Actually, it varies. svc_xprt_enqueue calls wake_up_process with the
rcu_read_lock held. svc_wake_up doesn't though.

So yes, I think svc_wake_up is broken, though I imagine this is hard to
hit outside of some very specific circumstances. Here is the existing
svc_wake_up block:

rcu_read_lock();
list_for_each_entry_rcu(rqstp, &pool->sp_all_threads, rq_all) {
/* skip any that aren't queued */
if (test_bit(RQ_BUSY, &rqstp->rq_flags))
continue;
rcu_read_unlock();
wake_up_process(rqstp->rq_task);
trace_svc_wake_up(rqstp->rq_task->pid);
return;
}
rcu_read_unlock();

Once rcu_read_unlock is called, rqstp could technically be freed before
we go to dereference the pointer. I don't see anything that prevents
that from occurring, though you'd have to be doing this while the
service's thread count is being reduced (which would cause entries to be
freed).

Worth fixing, IMO, but probably not worth sending to stable.
--
Jeff Layton <[email protected]>

2023-07-11 16:29:41

by Chuck Lever III

[permalink] [raw]
Subject: Re: [PATCH v3 8/9] SUNRPC: Replace sp_threads_all with an xarray



> On Jul 11, 2023, at 11:05 AM, Jeff Layton <[email protected]> wrote:
>
> On Tue, 2023-07-11 at 12:39 +0000, Chuck Lever III wrote:
>>
>>> On Jul 11, 2023, at 7:57 AM, Jeff Layton <[email protected]> wrote:
>>>
>>> On Mon, 2023-07-10 at 22:24 -0400, Chuck Lever wrote:
>>>> On Mon, Jul 10, 2023 at 09:06:02PM -0400, Jeff Layton wrote:
>>>>> On Tue, 2023-07-11 at 00:58 +0000, Chuck Lever III wrote:
>>>>>>
>>>>>>> On Jul 10, 2023, at 2:24 PM, Jeff Layton <[email protected]> wrote:
>>>>>>>
>>>>>>> On Mon, 2023-07-10 at 12:42 -0400, Chuck Lever wrote:
>>>>>>>> From: Chuck Lever <[email protected]>
>>>>>>>>
>>>>>>>> We want a thread lookup operation that can be done with RCU only,
>>>>>>>> but also we want to avoid the linked-list walk, which does not scale
>>>>>>>> well in the number of pool threads.
>>>>>>>>
>>>>>>>> This patch splits out the use of the sp_lock to protect the set
>>>>>>>> of threads. Svc thread information is now protected by the xarray's
>>>>>>>> lock (when making thread count changes) and the RCU read lock (when
>>>>>>>> only looking up a thread).

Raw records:
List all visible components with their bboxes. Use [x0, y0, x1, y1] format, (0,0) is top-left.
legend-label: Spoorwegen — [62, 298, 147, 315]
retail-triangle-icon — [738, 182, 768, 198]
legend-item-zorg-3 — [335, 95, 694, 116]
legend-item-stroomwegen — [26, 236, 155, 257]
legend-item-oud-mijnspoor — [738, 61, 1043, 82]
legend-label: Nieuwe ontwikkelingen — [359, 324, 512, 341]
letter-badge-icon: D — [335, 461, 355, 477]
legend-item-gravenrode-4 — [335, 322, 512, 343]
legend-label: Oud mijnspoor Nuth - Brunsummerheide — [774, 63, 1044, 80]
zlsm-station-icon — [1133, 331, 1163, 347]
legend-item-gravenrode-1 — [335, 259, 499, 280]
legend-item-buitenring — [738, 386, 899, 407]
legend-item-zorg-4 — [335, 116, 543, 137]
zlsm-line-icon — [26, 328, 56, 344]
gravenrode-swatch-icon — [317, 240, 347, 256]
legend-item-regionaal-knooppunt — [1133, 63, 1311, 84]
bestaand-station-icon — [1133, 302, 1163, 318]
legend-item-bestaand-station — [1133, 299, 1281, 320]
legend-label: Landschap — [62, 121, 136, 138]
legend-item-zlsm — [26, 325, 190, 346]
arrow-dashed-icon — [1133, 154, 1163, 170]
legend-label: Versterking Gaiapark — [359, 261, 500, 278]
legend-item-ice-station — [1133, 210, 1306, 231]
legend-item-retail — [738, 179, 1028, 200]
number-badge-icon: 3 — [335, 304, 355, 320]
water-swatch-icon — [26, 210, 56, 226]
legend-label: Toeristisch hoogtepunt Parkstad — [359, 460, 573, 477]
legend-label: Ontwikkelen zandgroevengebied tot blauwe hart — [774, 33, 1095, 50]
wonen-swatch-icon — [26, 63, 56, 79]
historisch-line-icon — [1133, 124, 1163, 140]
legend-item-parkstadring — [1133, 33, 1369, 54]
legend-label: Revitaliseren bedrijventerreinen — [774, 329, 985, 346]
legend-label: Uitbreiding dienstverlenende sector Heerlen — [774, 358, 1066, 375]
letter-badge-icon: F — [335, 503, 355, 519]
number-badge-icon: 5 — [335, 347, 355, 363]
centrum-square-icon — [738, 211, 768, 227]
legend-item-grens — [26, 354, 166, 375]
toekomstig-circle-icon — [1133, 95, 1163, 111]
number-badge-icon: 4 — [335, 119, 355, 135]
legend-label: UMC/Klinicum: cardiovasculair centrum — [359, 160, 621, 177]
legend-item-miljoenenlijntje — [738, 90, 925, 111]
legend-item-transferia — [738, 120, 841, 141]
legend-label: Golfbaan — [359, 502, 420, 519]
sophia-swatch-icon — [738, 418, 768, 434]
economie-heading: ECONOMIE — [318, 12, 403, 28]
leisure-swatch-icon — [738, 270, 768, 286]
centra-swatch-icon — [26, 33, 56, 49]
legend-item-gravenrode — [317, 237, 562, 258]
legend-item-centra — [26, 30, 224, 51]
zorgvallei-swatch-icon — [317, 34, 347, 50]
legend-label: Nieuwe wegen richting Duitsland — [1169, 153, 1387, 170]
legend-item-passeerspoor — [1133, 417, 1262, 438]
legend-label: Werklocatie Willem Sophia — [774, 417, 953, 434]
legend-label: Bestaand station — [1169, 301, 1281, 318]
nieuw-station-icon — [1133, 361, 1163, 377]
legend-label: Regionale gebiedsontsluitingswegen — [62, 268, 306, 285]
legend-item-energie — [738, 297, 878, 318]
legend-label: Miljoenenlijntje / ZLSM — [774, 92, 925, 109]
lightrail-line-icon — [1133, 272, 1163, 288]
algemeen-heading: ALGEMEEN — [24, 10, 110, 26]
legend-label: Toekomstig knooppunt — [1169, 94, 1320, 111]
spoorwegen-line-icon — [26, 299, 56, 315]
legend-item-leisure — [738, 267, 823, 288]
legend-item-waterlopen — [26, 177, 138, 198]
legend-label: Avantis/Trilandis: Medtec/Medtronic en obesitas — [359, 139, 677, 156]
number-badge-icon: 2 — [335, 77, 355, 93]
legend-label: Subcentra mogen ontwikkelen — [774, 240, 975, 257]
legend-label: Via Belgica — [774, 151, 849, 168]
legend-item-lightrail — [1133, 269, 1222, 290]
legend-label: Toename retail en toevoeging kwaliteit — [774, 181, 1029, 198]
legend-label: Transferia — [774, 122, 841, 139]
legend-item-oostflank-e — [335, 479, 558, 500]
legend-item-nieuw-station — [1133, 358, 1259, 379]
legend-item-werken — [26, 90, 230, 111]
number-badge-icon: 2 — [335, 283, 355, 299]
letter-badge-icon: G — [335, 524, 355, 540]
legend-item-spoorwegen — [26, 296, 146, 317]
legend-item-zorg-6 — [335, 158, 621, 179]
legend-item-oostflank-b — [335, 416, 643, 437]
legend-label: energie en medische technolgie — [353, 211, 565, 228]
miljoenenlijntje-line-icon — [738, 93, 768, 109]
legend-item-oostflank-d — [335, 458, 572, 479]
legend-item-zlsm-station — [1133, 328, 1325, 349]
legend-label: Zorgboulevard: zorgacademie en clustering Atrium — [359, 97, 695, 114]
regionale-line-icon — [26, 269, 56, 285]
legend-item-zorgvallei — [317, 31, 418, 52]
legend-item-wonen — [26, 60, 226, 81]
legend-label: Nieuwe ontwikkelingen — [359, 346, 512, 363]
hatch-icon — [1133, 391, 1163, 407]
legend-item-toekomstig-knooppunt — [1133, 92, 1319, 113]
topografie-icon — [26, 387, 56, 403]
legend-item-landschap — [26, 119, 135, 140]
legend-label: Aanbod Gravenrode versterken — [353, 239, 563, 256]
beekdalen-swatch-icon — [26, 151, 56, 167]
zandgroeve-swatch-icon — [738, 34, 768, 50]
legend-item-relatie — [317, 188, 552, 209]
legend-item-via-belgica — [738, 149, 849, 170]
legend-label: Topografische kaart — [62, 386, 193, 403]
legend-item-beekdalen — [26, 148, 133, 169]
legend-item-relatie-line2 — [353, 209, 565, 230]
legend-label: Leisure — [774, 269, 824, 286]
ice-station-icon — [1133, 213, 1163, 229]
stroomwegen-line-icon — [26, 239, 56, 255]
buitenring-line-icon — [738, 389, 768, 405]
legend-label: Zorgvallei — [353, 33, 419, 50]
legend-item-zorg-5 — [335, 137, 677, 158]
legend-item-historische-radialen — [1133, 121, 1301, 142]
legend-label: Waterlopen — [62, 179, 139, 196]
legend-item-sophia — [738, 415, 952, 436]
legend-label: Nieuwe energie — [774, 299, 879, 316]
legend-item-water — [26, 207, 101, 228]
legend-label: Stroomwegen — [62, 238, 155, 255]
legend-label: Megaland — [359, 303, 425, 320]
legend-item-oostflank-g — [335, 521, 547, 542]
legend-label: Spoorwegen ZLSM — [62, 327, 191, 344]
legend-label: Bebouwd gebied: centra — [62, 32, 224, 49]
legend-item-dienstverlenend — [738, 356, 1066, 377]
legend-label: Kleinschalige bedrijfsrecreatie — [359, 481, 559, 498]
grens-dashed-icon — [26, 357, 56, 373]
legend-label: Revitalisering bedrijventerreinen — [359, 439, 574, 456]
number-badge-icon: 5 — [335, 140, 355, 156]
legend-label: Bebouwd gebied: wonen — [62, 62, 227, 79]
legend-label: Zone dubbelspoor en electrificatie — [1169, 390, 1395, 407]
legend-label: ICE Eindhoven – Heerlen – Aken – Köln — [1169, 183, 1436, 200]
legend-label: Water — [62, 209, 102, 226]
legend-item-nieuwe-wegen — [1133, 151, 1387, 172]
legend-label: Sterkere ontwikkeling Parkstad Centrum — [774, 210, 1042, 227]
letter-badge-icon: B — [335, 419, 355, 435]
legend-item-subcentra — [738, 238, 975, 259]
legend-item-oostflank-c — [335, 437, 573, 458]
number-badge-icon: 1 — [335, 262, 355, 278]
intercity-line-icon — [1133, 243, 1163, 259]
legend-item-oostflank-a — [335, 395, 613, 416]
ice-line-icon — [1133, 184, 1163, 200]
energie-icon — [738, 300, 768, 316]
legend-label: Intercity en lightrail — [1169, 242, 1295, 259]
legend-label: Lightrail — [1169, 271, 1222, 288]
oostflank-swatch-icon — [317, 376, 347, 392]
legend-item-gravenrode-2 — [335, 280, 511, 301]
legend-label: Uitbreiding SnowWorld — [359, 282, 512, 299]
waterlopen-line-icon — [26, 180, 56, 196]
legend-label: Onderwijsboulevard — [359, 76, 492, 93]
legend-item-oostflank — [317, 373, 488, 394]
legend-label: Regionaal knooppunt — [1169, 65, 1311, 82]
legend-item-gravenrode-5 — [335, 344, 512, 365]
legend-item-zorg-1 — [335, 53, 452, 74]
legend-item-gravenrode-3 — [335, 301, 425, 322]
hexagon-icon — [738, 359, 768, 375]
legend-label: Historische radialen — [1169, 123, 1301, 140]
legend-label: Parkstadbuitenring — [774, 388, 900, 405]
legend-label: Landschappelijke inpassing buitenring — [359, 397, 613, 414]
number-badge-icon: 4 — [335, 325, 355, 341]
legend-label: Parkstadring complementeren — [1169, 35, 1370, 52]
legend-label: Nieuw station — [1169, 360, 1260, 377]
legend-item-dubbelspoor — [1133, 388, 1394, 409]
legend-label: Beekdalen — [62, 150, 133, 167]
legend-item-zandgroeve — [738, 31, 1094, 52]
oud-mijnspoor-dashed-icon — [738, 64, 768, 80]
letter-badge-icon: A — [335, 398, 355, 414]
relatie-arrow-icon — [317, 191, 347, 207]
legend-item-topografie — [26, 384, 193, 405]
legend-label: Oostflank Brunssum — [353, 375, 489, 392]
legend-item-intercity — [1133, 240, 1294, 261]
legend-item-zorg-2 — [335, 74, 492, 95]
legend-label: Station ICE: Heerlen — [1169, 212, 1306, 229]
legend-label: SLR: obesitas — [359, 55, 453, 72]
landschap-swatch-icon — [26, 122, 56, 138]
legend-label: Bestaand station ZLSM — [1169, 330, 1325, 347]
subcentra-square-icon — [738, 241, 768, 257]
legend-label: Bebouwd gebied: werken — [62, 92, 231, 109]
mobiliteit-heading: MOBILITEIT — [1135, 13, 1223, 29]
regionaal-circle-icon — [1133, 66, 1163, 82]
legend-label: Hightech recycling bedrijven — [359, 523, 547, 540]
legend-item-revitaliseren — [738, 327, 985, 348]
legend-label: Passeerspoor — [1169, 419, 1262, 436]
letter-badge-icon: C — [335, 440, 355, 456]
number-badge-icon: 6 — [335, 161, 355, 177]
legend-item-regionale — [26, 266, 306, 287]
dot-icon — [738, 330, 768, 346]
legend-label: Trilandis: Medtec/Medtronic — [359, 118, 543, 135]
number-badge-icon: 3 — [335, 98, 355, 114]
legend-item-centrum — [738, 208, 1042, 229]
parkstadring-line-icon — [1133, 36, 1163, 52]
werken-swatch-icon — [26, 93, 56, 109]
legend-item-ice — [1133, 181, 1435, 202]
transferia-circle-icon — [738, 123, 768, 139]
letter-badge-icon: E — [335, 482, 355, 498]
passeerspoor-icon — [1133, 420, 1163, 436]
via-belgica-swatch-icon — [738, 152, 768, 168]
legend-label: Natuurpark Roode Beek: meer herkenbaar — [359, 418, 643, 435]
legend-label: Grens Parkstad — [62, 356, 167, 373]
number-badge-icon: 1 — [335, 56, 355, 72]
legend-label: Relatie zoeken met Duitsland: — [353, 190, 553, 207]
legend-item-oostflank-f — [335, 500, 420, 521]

REQUIRED TASKS ->
a. List every distinct function or macro called in the svc_wake_up code block that the SUNRPC thread quotes.
b. Echo the part of the SUNRPC thread between "Once rcu_read_unlock is" and "sending to stable.", inclusive.

SET OF ANSWERS ->
a.
rcu_read_lock
list_for_each_entry_rcu
test_bit
rcu_read_unlock
wake_up_process
trace_svc_wake_up

b.
Once rcu_read_unlock is called, rqstp could technically be freed before
we go to dereference the pointer. I don't see anything that prevents
that from occurring, though you'd have to be doing this while the
service's thread count is being reduced (which would cause entries to be
freed).

Worth fixing, IMO, but probably not worth sending to stable.